Work instructions:
(a) In the tax act text, rewrite the stretch from "Early today (January" through "a 39.6% rate.", changing "President" to "Chief Executive".
(b) Condense the paragraph of the tax act text that opens with "Early today (January 1)" into a short bulleted list of its main facts.
(c) Using the tax act text, decide whether each statement agrees with it. Answer yes or no and quote the words that settle it.
(i) The Act raises the estate tax exemption above $5,000,000.
(ii) Taxpayers in the new 39.6% bracket will pay 20% on capital gains and dividends.
(iii) The temporary payroll tax cut was extended.

Page extract:
○ ○ ○ ○ ○ ○ ○

Early today (January 1), the Senate passed the American Taxpayer Relief Act. Late tonight, the House passed the ACT and the President is expected to sign it as soon as possible before anyone realizes how bad it really is. The Act will prevent many of the tax increases that were scheduled to go into effect today. The Act will also increase income taxes for individuals with taxable income over $400,000 ($450,000 for married taxpayers, $425,000 for heads of household) to a 39.6% rate.

There is some good news in the Act. A temporary exclusion from gain from certain qualified small business stock is back (for a little while anyway). It would patch the alternative minimum tax (AMT) by raising exemption amounts. The AMT was enacted many years ago to ensure that rich folks who avoid income taxes through fancy tax shelters pay their fair share. Had it not been patched, it would have caught a large percentage of all filers, according to the IRS. Congress really had no choice but to patch this and hopefully they will someday repeal it. The tax rate on capital gains and dividends will go from 15% to 20% for taxpayers who would be subject to the new 39.6% bracket. The rest of the income tax changes are more annoying than significant. The personal exemption and itemized
deductions would phase out for high income individuals. Estate, gift and generation-skipping transfer (GST) tax will not increase, thus mooting a lot of what most of us have been stressing about this past month. Specifically, the exemption level will remain at $5,000,000 (as indexed for inflation) and the top estate, gift and GST rate will rise from 35% to 40%. Bonus depreciation is extended, so if you loaded up your credit card at Fry’s before year end to get the tax bennies, the joke is on you. The temporary payroll tax cut actually was temporary, and is now history. The Act doesn’t deal with the spending side of the equation, but that day will soon come.

○ ○ ○ ○ ○ ○ ○

(Element and region listings)
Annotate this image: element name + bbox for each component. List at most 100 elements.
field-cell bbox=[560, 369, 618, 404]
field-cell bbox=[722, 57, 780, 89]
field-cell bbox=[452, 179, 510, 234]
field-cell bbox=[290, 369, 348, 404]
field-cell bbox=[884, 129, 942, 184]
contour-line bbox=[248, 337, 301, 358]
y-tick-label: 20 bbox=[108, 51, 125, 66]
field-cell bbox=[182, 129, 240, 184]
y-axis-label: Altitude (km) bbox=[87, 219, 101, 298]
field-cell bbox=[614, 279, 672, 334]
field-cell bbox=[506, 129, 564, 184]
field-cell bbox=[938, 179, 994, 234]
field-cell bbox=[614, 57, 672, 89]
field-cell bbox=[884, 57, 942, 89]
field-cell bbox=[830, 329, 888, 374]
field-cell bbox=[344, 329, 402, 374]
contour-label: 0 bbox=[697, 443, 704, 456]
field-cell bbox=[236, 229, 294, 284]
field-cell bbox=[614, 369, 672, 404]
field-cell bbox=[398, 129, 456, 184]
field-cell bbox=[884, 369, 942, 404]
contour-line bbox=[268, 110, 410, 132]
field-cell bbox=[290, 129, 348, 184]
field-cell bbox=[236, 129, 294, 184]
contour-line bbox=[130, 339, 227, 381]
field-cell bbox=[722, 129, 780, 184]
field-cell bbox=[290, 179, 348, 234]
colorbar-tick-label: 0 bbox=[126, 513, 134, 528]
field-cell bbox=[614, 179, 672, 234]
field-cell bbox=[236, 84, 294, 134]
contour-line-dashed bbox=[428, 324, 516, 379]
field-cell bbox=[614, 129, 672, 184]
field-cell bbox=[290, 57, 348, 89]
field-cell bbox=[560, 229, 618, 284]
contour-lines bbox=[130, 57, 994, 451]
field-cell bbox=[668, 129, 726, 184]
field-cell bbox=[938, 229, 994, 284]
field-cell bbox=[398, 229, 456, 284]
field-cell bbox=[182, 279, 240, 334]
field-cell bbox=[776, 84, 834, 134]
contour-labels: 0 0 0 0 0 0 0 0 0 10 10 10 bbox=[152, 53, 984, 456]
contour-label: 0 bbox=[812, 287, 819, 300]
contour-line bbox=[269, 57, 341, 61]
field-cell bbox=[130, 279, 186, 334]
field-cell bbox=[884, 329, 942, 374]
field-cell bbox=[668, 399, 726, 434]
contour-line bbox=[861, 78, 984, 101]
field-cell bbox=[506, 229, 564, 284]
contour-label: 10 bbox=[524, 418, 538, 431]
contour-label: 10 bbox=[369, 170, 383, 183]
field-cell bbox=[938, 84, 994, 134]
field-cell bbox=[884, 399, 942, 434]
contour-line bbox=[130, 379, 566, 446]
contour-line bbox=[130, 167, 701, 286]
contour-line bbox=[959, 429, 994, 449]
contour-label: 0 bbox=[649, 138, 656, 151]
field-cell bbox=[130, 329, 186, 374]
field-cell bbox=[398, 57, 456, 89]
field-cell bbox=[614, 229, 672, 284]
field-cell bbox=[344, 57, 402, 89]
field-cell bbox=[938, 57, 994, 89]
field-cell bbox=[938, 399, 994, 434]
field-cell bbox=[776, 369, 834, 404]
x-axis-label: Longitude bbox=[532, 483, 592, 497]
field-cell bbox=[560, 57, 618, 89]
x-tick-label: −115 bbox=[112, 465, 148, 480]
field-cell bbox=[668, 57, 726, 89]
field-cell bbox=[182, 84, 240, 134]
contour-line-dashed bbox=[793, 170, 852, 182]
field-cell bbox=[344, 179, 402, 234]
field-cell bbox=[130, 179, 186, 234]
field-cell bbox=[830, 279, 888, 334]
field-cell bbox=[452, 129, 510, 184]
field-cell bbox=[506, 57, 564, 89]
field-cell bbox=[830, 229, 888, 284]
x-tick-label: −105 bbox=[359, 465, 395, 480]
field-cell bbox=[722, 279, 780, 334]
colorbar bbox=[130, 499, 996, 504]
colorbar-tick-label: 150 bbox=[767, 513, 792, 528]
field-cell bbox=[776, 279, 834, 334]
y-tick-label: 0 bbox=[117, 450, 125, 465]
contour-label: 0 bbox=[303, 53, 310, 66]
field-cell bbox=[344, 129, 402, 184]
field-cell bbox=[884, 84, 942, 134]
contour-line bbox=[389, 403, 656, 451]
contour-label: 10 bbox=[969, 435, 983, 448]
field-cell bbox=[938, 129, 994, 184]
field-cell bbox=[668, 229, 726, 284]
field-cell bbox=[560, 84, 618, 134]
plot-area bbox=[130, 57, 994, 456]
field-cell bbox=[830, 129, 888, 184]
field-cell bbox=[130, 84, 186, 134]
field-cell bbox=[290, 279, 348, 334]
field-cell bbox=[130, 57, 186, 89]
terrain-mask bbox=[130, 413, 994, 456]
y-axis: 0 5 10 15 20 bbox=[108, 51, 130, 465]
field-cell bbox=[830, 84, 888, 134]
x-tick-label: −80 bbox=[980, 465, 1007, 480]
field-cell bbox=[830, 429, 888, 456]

○ ○ ○ ○ ○ ○ ○

Per-task answers:
(a)
Early today (January 1), the Senate passed the American Taxpayer Relief Act. Late tonight, the House passed the ACT and the Chief Executive is expected to sign it as soon as possible before anyone realizes how bad it really is. The Act will prevent many of the tax increases that were scheduled to go into effect today. The Act will also increase income taxes for individuals with taxable income over $400,000 ($450,000 for married taxpayers, $425,000 for heads of household) to a 39.6% rate.

(b)
- On January 1, the Senate passed the American Taxpayer Relief Act, and the House passed it late that night.
- The President is expected to sign it as soon as possible.
- It prevents many tax increases that were scheduled to take effect that day.
- It raises the income tax rate to 39.6% for individuals with taxable income over $400,000 ($450,000 for married taxpayers, $425,000 for heads of household).

(c)
(i) No: "the exemption level will remain at $5,000,000 (as indexed for inflation)"
(ii) Yes: "The tax rate on capital gains and dividends will go from 15% to 20% for taxpayers who would be subject to the new 39.6% bracket."
(iii) No: "The temporary payroll tax cut actually was temporary, and is now history."